» **Action item**
Please find all lines in the data that hold the string "materiales" and copy them.

(Records of document pages and text)
----

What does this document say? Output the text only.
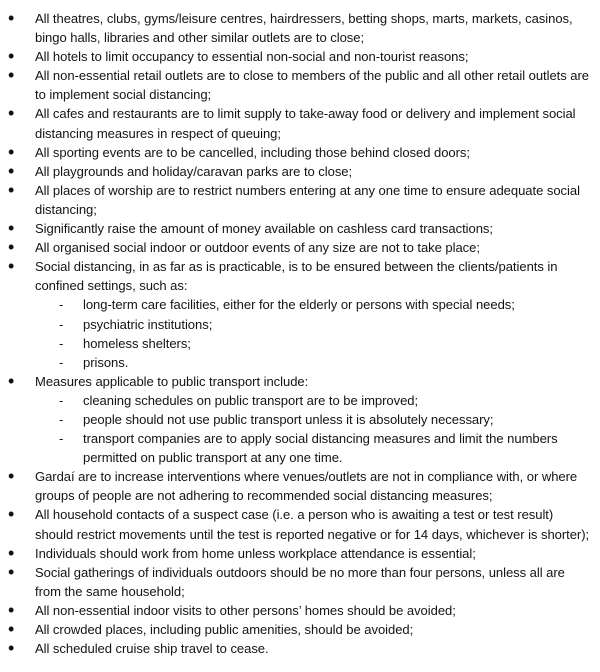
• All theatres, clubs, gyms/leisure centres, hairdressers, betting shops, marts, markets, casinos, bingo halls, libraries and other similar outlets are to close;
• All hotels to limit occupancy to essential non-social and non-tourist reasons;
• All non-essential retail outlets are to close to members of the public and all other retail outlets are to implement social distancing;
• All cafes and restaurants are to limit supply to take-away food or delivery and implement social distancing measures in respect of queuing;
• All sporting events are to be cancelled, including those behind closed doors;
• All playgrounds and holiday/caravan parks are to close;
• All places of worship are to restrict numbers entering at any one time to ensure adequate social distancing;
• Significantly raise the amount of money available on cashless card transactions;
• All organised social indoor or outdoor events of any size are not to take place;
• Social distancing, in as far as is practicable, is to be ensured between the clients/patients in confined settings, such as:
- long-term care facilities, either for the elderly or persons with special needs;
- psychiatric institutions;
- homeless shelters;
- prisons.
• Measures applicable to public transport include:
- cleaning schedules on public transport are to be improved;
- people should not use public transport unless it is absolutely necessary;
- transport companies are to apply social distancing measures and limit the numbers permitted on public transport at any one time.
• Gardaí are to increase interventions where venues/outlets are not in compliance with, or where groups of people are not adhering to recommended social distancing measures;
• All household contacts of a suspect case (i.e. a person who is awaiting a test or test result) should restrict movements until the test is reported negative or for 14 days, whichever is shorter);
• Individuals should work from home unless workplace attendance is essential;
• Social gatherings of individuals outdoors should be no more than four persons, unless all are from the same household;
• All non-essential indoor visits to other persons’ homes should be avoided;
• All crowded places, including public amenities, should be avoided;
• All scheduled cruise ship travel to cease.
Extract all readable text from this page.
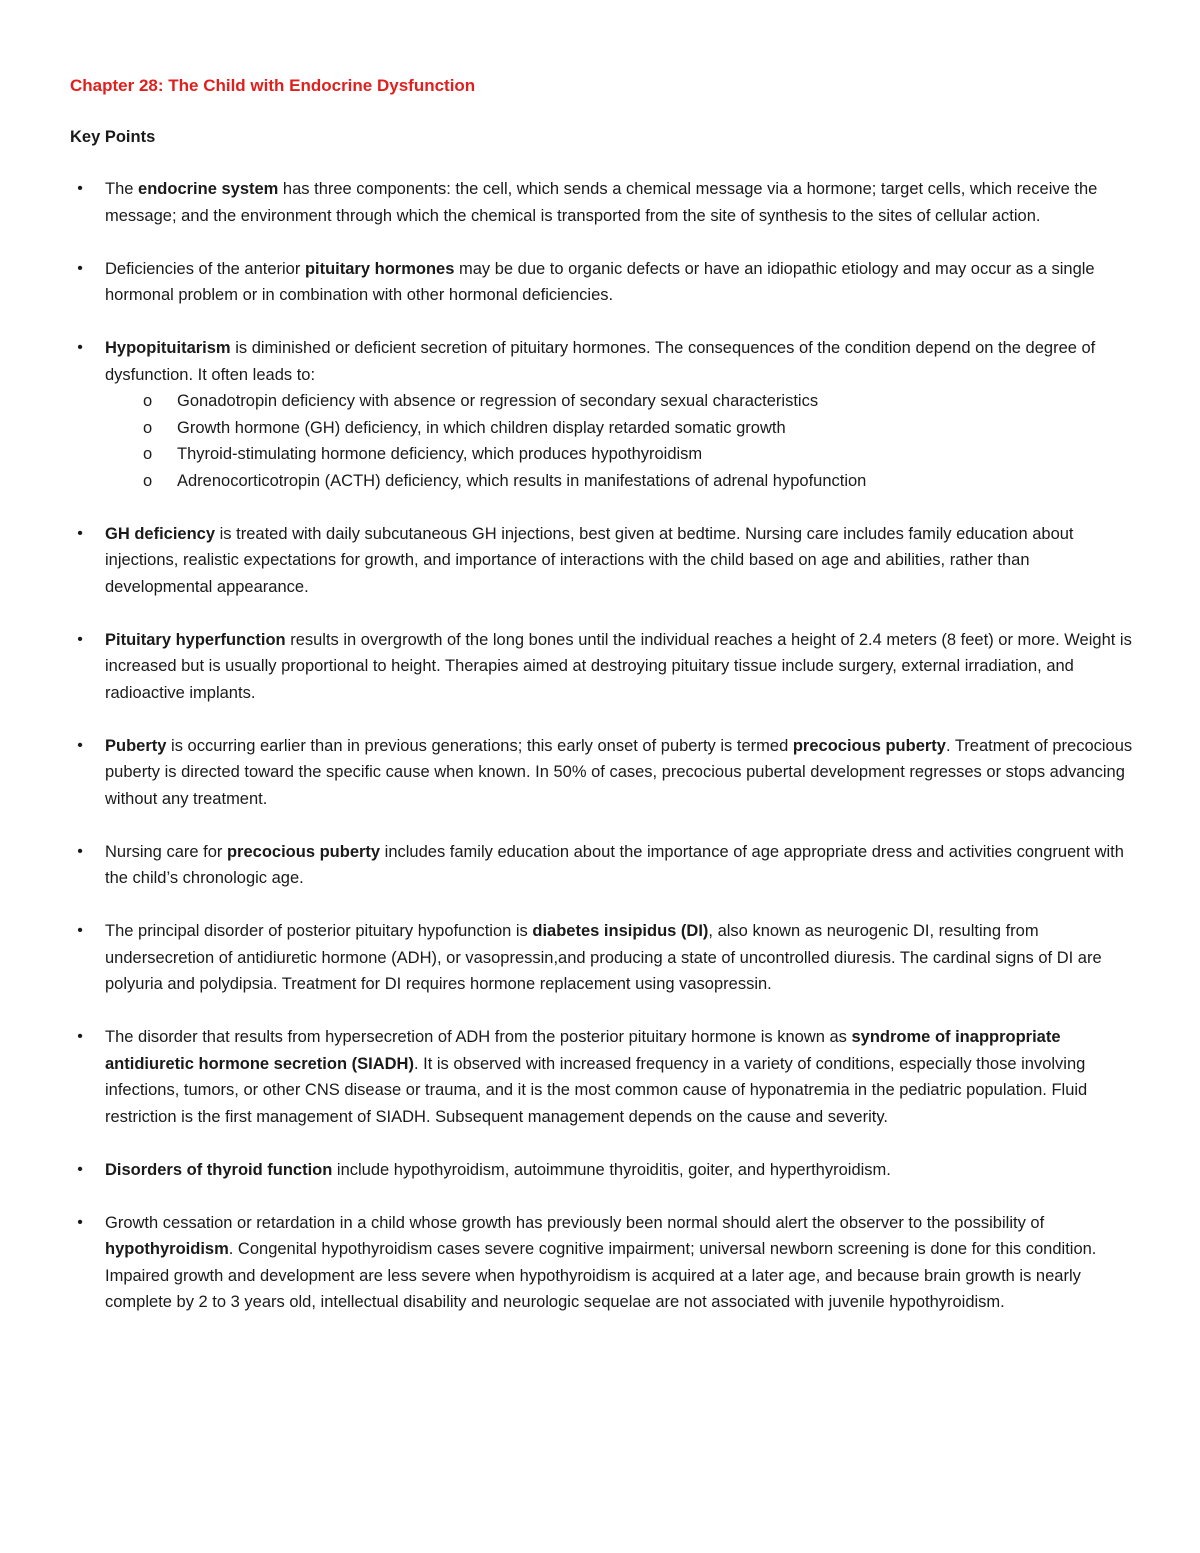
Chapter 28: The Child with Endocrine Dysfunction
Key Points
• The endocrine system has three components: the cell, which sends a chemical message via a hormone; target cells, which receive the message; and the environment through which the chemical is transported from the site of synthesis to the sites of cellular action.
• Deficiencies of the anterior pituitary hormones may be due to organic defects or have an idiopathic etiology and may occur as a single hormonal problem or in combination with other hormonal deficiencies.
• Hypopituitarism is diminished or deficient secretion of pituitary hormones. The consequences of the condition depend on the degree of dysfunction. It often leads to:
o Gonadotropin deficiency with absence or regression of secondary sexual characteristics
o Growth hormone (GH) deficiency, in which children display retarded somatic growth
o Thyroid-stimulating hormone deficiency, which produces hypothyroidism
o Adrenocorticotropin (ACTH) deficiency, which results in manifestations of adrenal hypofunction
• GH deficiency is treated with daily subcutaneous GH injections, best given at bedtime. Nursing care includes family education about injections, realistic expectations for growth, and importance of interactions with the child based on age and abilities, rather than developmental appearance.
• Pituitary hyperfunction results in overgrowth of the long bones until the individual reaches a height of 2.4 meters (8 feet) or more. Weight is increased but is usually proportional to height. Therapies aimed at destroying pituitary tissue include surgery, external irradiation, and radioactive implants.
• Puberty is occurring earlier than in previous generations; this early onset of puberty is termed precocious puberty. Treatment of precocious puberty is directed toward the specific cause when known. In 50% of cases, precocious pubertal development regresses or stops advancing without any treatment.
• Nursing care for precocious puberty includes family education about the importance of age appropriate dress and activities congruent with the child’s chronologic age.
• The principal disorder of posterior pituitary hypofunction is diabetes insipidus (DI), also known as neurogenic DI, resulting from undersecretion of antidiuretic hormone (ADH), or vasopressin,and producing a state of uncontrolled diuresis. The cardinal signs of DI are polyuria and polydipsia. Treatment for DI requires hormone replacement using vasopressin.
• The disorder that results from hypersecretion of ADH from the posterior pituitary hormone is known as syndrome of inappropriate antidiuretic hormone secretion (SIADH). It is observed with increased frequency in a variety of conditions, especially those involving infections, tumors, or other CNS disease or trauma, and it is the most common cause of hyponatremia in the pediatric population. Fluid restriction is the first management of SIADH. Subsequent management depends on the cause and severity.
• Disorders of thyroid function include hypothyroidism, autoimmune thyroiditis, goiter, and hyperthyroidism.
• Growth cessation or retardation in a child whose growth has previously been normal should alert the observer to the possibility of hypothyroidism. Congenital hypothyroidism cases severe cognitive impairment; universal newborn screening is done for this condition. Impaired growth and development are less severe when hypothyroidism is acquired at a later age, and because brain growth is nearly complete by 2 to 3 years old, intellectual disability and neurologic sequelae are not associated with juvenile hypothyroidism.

----

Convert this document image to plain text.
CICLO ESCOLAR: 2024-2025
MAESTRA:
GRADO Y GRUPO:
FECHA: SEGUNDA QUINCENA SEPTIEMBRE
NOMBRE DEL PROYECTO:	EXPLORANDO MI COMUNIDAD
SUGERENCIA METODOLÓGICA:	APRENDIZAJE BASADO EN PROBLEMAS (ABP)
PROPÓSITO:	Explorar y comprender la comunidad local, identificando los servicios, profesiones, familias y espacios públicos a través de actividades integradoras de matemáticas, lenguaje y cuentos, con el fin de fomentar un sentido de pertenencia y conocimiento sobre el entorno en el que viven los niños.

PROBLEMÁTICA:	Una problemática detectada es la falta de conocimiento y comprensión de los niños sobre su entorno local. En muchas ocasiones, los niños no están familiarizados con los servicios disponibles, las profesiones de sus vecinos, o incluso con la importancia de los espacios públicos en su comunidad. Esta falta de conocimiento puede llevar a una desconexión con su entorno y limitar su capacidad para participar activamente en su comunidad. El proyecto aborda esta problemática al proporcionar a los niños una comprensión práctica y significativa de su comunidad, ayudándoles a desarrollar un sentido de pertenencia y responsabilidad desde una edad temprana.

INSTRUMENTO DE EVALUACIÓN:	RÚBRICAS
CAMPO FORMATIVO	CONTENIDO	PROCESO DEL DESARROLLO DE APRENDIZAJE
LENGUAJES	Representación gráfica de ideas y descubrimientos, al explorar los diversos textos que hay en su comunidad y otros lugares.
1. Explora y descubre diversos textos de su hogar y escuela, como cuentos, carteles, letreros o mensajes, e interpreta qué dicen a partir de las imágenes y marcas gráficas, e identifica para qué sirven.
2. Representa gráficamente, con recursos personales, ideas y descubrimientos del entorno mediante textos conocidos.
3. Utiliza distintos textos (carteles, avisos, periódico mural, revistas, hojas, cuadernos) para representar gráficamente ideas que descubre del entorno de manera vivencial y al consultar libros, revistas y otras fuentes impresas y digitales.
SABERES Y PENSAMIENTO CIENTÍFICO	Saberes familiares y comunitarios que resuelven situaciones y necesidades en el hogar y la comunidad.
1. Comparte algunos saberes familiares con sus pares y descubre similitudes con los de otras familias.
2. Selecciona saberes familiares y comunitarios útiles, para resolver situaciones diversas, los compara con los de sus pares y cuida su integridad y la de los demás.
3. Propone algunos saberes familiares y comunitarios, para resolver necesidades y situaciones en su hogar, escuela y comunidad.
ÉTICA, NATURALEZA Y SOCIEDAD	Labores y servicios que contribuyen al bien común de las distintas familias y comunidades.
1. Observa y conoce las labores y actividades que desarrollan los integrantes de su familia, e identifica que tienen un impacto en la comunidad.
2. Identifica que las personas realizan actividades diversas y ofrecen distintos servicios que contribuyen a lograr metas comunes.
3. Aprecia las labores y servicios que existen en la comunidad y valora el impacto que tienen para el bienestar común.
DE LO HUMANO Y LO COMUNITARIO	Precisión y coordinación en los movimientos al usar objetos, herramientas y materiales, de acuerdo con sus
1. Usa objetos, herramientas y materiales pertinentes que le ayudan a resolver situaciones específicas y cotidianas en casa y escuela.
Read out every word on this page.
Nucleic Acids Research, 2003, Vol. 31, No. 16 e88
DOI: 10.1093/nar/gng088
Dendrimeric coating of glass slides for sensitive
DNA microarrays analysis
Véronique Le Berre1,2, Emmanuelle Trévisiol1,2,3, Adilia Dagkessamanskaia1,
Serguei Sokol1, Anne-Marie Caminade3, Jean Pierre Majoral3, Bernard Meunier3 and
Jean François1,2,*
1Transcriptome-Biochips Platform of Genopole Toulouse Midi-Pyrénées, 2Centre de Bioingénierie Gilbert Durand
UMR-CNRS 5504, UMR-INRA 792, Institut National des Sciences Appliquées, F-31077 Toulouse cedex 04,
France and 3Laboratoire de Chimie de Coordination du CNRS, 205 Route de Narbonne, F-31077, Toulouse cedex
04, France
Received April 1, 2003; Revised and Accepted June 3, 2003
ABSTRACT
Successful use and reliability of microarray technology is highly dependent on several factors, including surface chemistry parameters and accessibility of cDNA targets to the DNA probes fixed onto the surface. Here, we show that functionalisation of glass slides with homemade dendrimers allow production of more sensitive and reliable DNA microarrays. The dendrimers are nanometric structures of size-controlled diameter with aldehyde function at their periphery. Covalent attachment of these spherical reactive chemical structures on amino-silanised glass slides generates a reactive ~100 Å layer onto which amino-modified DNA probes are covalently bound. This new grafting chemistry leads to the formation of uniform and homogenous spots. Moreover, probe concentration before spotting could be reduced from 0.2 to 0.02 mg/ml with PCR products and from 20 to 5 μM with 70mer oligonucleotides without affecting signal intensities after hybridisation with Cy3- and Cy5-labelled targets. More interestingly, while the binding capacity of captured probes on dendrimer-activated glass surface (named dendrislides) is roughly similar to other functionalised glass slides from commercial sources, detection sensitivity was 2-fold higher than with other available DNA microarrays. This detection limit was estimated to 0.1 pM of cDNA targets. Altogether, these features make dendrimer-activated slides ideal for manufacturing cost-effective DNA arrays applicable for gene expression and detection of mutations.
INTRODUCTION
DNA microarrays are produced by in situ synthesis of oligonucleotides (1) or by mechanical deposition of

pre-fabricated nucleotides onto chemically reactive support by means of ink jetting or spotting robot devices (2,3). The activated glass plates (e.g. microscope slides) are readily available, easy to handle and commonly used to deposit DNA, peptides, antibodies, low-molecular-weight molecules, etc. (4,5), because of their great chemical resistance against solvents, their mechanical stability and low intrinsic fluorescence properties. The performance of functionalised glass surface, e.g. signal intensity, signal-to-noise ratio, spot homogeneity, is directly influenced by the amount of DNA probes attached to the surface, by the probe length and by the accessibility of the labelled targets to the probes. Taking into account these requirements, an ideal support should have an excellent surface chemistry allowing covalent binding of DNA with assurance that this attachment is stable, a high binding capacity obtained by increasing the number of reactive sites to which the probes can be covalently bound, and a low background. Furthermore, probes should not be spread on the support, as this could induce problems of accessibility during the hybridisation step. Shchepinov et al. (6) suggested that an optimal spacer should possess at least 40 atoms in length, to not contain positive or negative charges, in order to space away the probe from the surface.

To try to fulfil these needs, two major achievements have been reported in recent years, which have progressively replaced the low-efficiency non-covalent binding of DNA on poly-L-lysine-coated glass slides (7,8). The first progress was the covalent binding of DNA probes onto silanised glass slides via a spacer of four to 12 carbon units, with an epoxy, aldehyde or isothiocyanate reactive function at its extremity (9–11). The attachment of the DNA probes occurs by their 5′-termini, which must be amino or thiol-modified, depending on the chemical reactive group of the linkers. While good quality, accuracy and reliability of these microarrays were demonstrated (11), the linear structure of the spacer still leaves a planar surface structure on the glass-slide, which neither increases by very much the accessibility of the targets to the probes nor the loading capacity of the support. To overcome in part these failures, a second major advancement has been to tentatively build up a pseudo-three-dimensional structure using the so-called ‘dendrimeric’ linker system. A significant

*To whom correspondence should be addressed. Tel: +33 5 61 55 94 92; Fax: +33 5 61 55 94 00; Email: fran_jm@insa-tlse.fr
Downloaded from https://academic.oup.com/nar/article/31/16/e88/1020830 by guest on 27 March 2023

----

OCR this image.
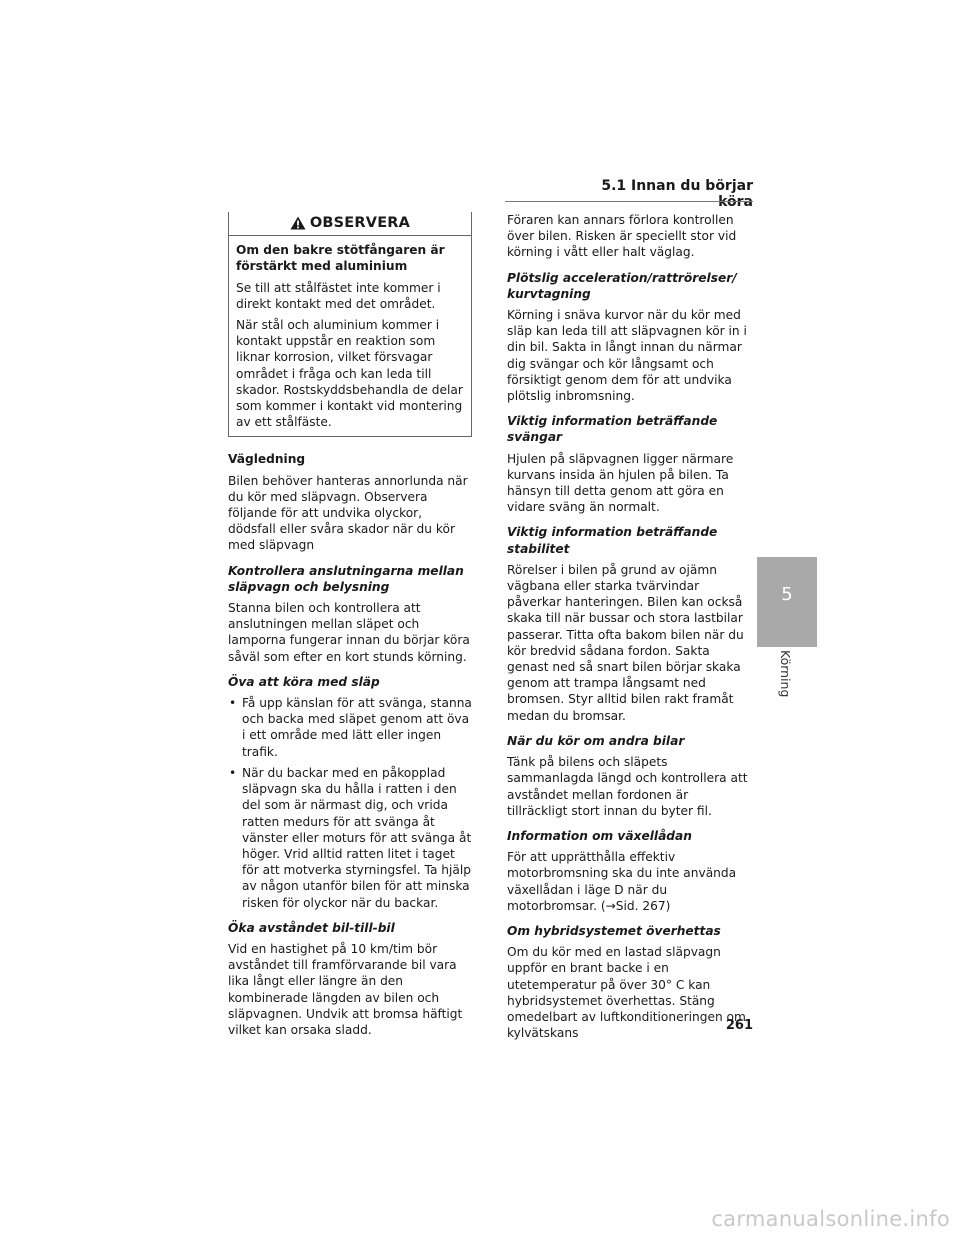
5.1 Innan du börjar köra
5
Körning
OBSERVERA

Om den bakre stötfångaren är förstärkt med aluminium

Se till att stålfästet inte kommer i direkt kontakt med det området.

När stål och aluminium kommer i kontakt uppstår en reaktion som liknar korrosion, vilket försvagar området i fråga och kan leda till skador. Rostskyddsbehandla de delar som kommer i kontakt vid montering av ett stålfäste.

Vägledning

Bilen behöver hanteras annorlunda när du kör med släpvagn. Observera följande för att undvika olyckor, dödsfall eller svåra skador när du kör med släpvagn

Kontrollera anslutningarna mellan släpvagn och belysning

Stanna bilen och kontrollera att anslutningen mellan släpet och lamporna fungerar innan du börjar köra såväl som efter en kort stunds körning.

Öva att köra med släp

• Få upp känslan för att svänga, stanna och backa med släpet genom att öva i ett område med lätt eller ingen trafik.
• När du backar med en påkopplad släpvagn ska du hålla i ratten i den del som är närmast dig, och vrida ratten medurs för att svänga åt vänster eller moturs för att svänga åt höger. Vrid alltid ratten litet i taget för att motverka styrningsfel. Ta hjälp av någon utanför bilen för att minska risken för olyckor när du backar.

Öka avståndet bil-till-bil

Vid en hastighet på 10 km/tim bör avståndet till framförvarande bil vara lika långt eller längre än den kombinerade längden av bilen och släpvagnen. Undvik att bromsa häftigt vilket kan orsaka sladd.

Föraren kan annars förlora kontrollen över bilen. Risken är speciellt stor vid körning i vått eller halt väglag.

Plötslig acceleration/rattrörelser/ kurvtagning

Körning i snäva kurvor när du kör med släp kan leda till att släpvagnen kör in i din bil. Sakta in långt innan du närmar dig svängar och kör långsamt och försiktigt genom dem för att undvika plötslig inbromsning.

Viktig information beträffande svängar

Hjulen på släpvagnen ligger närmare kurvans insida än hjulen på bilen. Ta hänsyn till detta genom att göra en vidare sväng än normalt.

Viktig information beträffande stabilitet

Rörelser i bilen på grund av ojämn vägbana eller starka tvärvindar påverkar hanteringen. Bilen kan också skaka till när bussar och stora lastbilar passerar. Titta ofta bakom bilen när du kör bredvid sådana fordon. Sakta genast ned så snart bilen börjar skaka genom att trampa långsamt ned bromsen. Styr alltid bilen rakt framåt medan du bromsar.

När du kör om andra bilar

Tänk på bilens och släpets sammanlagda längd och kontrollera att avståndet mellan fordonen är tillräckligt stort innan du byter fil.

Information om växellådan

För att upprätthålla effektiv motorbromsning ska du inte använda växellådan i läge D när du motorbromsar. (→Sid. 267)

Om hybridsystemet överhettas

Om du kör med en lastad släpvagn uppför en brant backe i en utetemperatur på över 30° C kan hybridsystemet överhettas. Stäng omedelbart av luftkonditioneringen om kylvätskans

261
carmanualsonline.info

----

» **Answer section**
DE LO HUMANO Y LO COMUNITARIO	Precisión y coordinación en los movimientos al usar objetos, herramientas y materiales, de acuerdo con sus
1. Usa objetos, herramientas y materiales pertinentes que le ayudan a resolver situaciones específicas y cotidianas en casa y escuela.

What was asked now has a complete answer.